**Problem requirements**:
Lay out each line of the records as a row in a Markdown table, with the columns Row and Line, and leave out any blank lines.

[Data entries]
┌────────

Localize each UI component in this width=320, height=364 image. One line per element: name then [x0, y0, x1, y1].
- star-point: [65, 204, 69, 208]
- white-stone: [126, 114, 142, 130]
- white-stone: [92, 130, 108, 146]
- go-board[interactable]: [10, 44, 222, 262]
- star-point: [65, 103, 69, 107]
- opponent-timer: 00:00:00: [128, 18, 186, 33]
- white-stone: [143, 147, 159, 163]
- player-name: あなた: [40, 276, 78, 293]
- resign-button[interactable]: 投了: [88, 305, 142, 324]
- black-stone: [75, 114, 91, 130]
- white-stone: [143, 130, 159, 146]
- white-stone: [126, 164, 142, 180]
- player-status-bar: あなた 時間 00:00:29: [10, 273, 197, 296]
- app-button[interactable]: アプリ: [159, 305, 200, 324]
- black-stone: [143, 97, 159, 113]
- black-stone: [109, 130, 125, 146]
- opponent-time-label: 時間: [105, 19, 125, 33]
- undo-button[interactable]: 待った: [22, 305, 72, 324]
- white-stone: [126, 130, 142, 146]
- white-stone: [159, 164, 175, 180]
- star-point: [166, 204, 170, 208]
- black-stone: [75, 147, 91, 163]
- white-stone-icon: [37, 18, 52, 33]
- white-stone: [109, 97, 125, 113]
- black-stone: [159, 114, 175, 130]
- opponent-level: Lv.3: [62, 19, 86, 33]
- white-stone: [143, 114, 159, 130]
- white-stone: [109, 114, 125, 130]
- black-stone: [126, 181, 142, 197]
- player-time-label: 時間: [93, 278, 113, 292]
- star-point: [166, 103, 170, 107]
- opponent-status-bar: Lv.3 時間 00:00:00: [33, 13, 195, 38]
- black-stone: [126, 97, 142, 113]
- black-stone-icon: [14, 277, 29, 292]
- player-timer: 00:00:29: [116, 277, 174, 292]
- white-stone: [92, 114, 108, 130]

└────────

**Task response**:
| Row | Line |
|---|---|
| 1 | Localize each UI component in this width=320, height=364 image. One line per element: name then [x0, y0, x1, y1]. |
| 2 | - star-point: [65, 204, 69, 208] |
| 3 | - white-stone: [126, 114, 142, 130] |
| 4 | - white-stone: [92, 130, 108, 146] |
| 5 | - go-board[interactable]: [10, 44, 222, 262] |
| 6 | - star-point: [65, 103, 69, 107] |
| 7 | - opponent-timer: 00:00:00: [128, 18, 186, 33] |
| 8 | - white-stone: [143, 147, 159, 163] |
| 9 | - player-name: あなた: [40, 276, 78, 293] |
| 10 | - resign-button[interactable]: 投了: [88, 305, 142, 324] |
| 11 | - black-stone: [75, 114, 91, 130] |
| 12 | - white-stone: [143, 130, 159, 146] |
| 13 | - white-stone: [126, 164, 142, 180] |
| 14 | - player-status-bar: あなた 時間 00:00:29: [10, 273, 197, 296] |
| 15 | - app-button[interactable]: アプリ: [159, 305, 200, 324] |
| 16 | - black-stone: [143, 97, 159, 113] |
| 17 | - black-stone: [109, 130, 125, 146] |
| 18 | - opponent-time-label: 時間: [105, 19, 125, 33] |
| 19 | - undo-button[interactable]: 待った: [22, 305, 72, 324] |
| 20 | - white-stone: [126, 130, 142, 146] |
| 21 | - white-stone: [159, 164, 175, 180] |
| 22 | - star-point: [166, 204, 170, 208] |
| 23 | - black-stone: [75, 147, 91, 163] |
| 24 | - white-stone-icon: [37, 18, 52, 33] |
| 25 | - white-stone: [109, 97, 125, 113] |
| 26 | - black-stone: [159, 114, 175, 130] |
| 27 | - opponent-level: Lv.3: [62, 19, 86, 33] |
| 28 | - white-stone: [143, 114, 159, 130] |
| 29 | - white-stone: [109, 114, 125, 130] |
| 30 | - black-stone: [126, 181, 142, 197] |
| 31 | - player-time-label: 時間: [93, 278, 113, 292] |
| 32 | - star-point: [166, 103, 170, 107] |
| 33 | - opponent-status-bar: Lv.3 時間 00:00:00: [33, 13, 195, 38] |
| 34 | - black-stone: [126, 97, 142, 113] |
| 35 | - black-stone-icon: [14, 277, 29, 292] |
| 36 | - player-timer: 00:00:29: [116, 277, 174, 292] |
| 37 | - white-stone: [92, 114, 108, 130] |